Report how many lines of these entries hold the string "Порядка"; reply with the number alone.

* [Data for the task]:

******************************

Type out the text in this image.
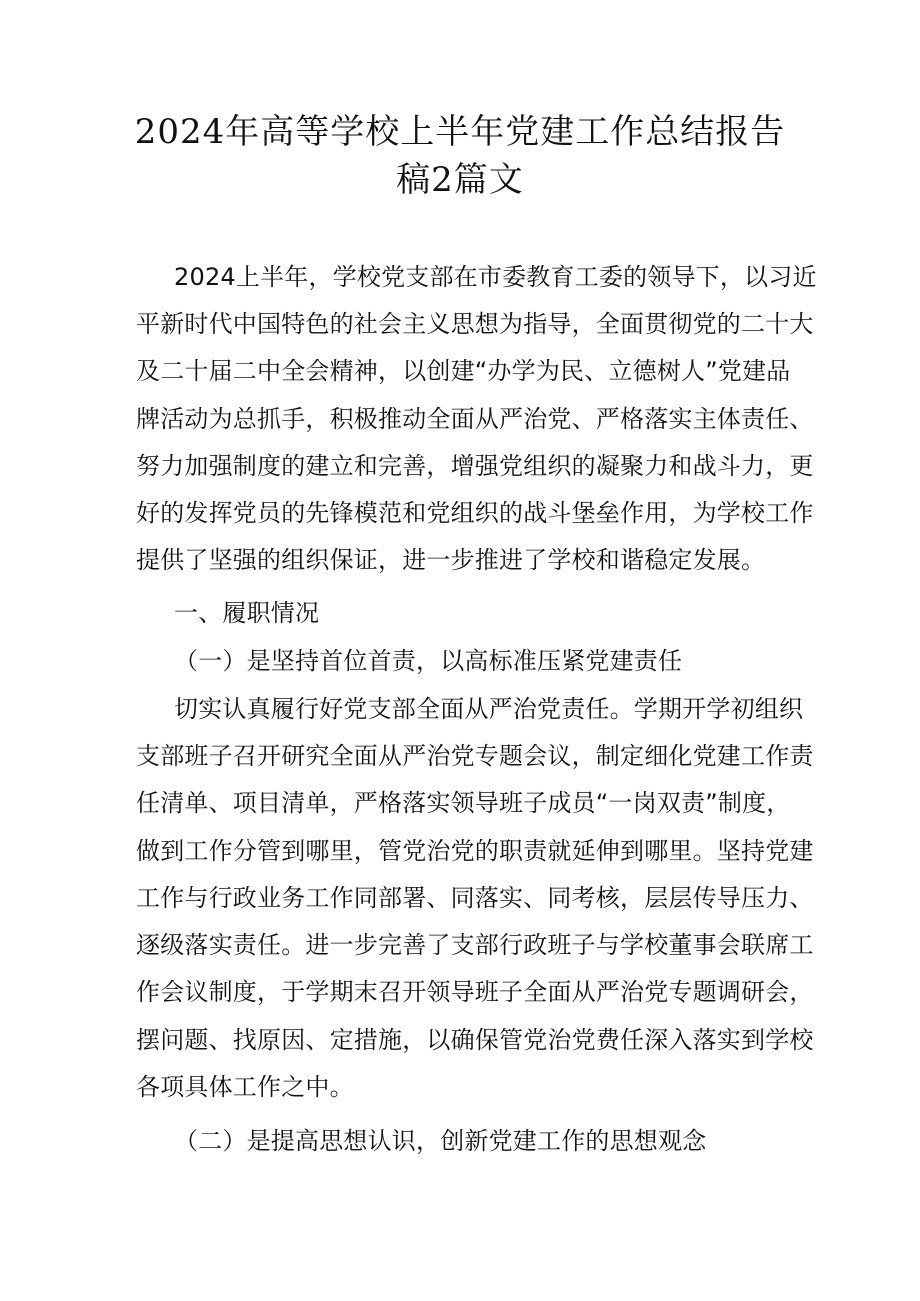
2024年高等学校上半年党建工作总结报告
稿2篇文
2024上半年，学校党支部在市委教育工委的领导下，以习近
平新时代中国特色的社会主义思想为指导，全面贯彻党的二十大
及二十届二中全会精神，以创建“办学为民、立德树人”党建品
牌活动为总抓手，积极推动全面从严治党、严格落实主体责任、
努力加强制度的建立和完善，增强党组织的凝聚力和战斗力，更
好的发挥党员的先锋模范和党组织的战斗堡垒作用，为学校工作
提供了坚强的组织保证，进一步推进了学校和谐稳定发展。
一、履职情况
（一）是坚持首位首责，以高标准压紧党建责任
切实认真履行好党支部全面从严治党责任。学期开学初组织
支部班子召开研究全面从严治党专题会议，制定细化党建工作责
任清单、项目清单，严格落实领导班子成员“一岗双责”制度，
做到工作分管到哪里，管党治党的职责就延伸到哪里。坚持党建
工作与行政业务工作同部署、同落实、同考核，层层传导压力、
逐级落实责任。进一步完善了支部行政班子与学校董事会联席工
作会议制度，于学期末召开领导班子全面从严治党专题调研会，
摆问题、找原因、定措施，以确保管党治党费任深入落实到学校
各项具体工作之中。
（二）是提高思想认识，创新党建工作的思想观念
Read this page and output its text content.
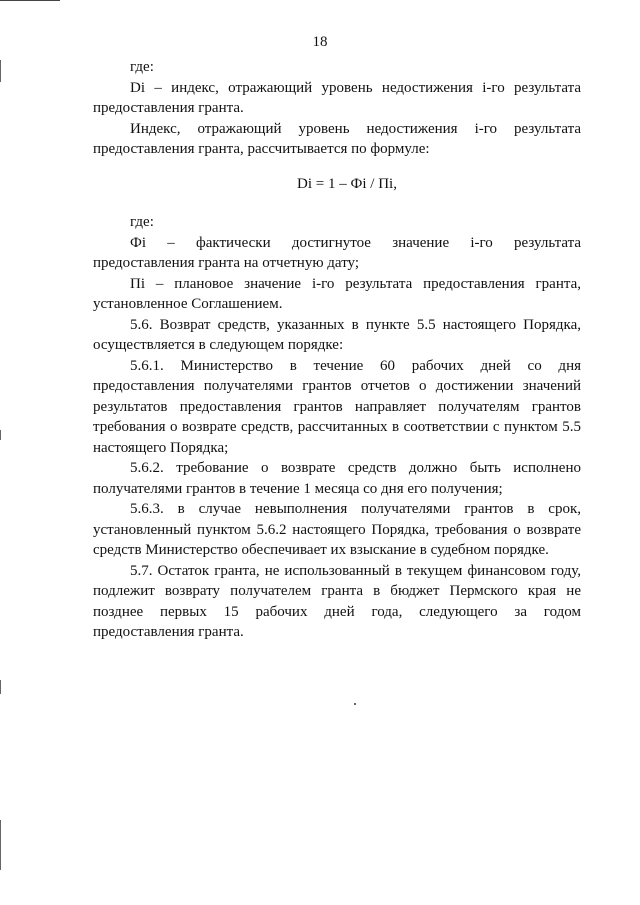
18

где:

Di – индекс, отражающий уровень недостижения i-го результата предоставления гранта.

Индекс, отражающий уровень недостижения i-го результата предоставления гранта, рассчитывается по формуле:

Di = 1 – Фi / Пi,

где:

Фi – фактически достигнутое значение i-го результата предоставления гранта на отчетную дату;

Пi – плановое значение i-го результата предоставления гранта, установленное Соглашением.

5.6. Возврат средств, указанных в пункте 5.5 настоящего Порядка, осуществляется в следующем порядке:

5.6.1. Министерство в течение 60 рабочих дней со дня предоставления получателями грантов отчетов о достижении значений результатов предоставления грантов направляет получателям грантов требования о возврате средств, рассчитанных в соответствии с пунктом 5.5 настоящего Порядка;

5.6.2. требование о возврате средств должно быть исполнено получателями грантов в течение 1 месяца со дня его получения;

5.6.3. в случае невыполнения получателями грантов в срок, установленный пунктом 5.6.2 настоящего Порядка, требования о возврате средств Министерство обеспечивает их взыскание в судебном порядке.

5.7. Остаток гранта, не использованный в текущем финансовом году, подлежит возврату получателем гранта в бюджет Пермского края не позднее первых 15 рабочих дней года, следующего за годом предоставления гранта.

******************************

* [Correct result]: 3